==== Input data ====
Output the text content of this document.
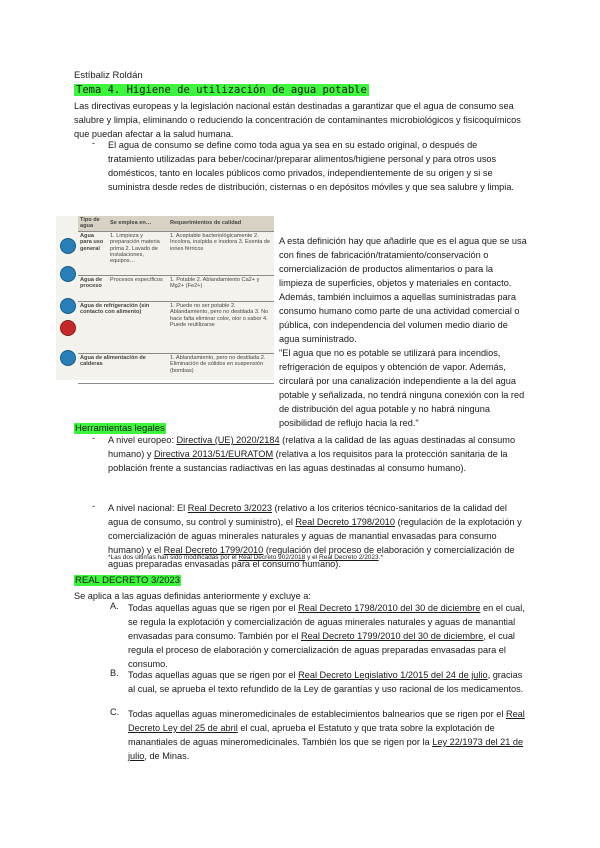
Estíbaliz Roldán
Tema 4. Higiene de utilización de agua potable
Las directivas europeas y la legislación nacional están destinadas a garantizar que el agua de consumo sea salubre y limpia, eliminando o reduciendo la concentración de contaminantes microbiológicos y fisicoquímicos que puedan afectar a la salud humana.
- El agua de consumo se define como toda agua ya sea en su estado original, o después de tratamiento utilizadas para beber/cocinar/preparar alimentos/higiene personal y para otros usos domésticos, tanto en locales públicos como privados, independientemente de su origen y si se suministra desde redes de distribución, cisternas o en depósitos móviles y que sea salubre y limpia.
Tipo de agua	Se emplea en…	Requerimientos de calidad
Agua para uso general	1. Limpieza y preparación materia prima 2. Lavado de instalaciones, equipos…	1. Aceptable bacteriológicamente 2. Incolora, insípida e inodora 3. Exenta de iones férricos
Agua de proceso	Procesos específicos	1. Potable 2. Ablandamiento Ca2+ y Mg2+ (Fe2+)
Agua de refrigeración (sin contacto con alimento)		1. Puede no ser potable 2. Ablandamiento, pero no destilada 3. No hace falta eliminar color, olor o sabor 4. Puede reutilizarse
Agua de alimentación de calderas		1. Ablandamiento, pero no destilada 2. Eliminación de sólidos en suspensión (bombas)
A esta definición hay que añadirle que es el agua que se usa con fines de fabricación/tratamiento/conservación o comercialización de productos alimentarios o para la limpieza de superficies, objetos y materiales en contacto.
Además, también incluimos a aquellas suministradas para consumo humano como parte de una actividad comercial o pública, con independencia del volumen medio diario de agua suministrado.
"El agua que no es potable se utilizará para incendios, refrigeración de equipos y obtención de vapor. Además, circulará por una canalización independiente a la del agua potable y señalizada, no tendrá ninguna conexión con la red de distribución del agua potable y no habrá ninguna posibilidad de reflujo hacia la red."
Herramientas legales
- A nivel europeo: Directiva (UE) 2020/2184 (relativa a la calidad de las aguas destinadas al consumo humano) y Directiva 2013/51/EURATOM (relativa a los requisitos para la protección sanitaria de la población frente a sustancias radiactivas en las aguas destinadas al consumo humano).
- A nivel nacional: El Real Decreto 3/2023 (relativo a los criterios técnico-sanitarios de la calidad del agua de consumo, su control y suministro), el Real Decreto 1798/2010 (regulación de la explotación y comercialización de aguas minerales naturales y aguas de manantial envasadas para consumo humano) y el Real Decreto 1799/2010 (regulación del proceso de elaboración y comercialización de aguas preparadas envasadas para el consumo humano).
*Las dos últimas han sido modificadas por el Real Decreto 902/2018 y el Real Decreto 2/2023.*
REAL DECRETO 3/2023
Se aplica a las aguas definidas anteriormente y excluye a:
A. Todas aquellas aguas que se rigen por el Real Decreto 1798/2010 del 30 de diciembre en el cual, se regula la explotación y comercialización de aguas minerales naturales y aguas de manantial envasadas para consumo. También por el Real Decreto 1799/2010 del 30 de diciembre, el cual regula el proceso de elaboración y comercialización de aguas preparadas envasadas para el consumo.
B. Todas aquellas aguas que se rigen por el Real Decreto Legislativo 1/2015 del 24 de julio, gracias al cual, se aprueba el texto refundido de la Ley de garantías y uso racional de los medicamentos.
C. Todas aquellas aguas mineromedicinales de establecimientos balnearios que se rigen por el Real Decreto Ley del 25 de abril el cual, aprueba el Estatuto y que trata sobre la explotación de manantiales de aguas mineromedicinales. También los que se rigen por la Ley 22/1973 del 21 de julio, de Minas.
====
==== Input data ====
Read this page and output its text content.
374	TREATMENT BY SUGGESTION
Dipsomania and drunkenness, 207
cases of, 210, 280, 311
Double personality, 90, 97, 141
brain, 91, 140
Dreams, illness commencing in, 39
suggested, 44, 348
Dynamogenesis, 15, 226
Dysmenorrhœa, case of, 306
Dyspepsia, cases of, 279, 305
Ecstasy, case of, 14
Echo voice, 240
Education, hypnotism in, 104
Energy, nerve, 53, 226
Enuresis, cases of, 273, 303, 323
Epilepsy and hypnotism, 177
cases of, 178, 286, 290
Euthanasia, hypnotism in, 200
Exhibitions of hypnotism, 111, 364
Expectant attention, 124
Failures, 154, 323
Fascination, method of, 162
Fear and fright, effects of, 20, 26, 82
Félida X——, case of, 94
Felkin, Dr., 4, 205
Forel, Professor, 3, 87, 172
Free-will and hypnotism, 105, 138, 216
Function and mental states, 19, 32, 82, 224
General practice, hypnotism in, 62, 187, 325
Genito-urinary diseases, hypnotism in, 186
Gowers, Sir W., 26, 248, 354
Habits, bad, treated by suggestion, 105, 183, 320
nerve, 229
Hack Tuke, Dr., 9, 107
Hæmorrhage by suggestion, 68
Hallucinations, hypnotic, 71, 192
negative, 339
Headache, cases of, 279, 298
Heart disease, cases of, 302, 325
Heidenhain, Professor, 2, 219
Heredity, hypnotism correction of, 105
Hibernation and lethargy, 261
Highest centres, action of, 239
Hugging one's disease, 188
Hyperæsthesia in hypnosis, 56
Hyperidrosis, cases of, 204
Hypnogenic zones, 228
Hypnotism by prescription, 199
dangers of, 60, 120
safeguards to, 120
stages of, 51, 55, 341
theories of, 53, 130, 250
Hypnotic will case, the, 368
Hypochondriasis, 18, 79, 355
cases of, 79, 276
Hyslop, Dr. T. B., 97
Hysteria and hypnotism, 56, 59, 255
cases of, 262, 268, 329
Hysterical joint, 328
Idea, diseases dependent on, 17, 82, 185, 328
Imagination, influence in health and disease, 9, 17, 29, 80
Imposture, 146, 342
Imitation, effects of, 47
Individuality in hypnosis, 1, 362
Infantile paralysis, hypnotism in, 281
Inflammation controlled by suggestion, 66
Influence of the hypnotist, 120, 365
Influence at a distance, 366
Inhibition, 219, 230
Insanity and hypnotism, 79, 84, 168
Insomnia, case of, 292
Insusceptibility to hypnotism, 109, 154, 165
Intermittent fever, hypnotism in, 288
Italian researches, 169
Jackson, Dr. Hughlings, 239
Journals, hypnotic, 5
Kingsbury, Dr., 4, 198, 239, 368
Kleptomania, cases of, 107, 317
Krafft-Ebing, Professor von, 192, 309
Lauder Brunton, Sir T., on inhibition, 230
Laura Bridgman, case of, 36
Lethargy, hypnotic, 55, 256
====
==== Input data ====
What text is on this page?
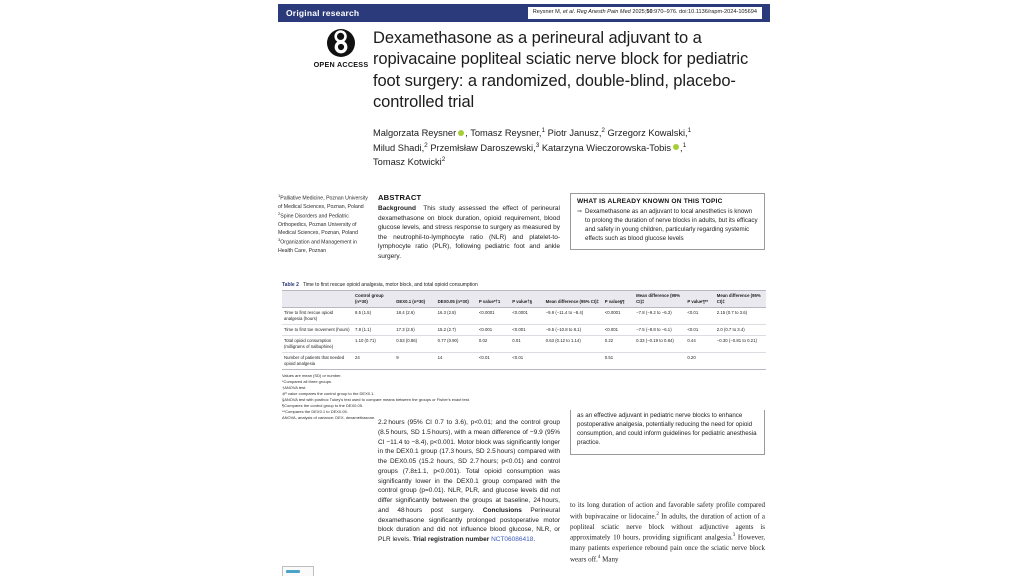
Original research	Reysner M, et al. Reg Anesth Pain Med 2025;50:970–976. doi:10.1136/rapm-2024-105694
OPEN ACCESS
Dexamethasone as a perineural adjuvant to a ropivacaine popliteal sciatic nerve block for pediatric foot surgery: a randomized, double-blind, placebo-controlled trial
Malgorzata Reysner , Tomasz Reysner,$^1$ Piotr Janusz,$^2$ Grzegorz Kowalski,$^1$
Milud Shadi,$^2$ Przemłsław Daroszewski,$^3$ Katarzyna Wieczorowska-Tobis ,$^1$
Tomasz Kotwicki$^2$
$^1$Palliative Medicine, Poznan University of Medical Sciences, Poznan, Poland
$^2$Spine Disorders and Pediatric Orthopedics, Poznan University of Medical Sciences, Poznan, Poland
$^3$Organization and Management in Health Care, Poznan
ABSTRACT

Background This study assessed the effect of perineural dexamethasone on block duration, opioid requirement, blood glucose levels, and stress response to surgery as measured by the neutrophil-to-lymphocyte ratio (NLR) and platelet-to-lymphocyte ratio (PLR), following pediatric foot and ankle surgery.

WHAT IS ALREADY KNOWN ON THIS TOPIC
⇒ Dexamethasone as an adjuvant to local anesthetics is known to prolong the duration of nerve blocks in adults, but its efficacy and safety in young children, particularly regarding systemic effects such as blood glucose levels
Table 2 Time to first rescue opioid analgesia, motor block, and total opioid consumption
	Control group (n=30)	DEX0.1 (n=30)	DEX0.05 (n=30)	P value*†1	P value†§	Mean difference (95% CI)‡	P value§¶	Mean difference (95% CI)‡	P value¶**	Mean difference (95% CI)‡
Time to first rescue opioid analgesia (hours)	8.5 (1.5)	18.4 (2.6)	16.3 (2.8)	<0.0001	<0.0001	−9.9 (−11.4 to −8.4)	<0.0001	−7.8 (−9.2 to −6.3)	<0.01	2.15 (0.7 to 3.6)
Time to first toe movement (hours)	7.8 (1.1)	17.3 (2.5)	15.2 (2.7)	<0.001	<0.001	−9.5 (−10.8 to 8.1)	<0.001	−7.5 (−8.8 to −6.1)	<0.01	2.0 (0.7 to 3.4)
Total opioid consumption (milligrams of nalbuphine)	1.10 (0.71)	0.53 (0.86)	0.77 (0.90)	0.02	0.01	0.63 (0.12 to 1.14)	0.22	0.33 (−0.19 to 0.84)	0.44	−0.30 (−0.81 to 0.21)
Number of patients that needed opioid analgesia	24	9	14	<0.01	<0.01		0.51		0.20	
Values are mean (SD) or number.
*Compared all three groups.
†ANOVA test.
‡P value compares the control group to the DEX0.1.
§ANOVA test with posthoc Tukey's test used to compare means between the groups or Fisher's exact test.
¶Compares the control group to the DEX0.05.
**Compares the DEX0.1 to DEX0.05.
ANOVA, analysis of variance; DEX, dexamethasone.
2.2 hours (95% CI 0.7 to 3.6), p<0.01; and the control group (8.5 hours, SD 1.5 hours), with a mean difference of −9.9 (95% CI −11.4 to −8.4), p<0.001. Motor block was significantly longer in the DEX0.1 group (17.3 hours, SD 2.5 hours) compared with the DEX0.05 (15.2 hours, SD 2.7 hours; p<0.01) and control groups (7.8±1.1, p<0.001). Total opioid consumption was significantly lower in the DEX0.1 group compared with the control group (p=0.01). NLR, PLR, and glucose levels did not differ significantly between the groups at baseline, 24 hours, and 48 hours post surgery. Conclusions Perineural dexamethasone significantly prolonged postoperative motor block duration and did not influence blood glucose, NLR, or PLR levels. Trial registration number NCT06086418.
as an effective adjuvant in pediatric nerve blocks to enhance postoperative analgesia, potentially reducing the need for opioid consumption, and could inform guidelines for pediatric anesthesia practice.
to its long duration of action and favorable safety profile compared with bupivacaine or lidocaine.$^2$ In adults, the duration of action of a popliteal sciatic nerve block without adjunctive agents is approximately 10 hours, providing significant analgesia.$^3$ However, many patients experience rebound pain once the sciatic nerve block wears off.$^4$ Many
====
Your assignment ::
Check each line of the data for the word "destilada", then state only how many lines hold it.

Reply to the exercise ::
2